Output each entry verbatim and exclude every picture from it.

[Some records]
-*-*-
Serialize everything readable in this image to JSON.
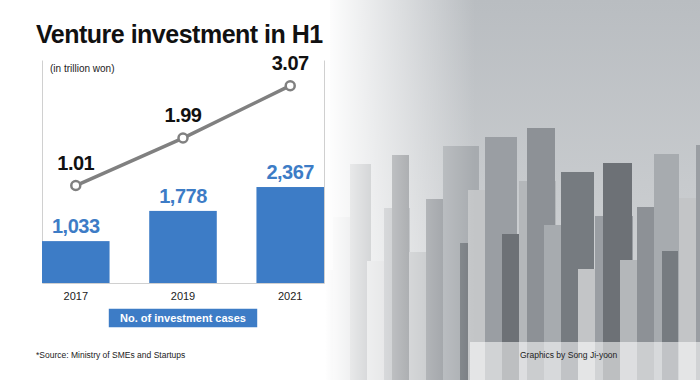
{
  "chart_data": {
    "type": "bar",
    "title": "Venture investment in H1",
    "subtitle": "(in trillion won)",
    "categories": [
      "2017",
      "2019",
      "2021"
    ],
    "series": [
      {
        "name": "No. of investment cases",
        "type": "bar",
        "color": "#3d7cc6",
        "values": [
          1033,
          1778,
          2367
        ],
        "value_labels": [
          "1,033",
          "1,778",
          "2,367"
        ]
      },
      {
        "type": "line",
        "axis": "y2",
        "color": "#808080",
        "marker": "circle",
        "values": [
          1.01,
          1.99,
          3.07
        ]
      }
    ],
    "ylim": [
      0,
      5500
    ],
    "y2lim": [
      -1,
      3.6
    ],
    "tick_labels": "x",
    "data_labels": true,
    "legend": "bottom",
    "annotations": [
      "*Source: Ministry of SMEs and Startups",
      "Graphics by Song Ji-yoon"
    ]
  }
}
-*-*-
Result below:
Serialize everything readable in this image to JSON.
{
  "chart_data": {
    "type": "bar",
    "title": "Venture investment in H1",
    "subtitle": "(in trillion won)",
    "categories": [
      "2017",
      "2019",
      "2021"
    ],
    "series": [
      {
        "name": "No. of investment cases",
        "type": "bar",
        "color": "#3d7cc6",
        "values": [
          1033,
          1778,
          2367
        ],
        "value_labels": [
          "1,033",
          "1,778",
          "2,367"
        ]
      },
      {
        "type": "line",
        "axis": "y2",
        "color": "#808080",
        "marker": "circle",
        "values": [
          1.01,
          1.99,
          3.07
        ]
      }
    ],
    "ylim": [
      0,
      5500
    ],
    "y2lim": [
      -1,
      3.6
    ],
    "tick_labels": "x",
    "data_labels": true,
    "legend": "bottom",
    "annotations": [
      "*Source: Ministry of SMEs and Startups",
      "Graphics by Song Ji-yoon"
    ]
  }
}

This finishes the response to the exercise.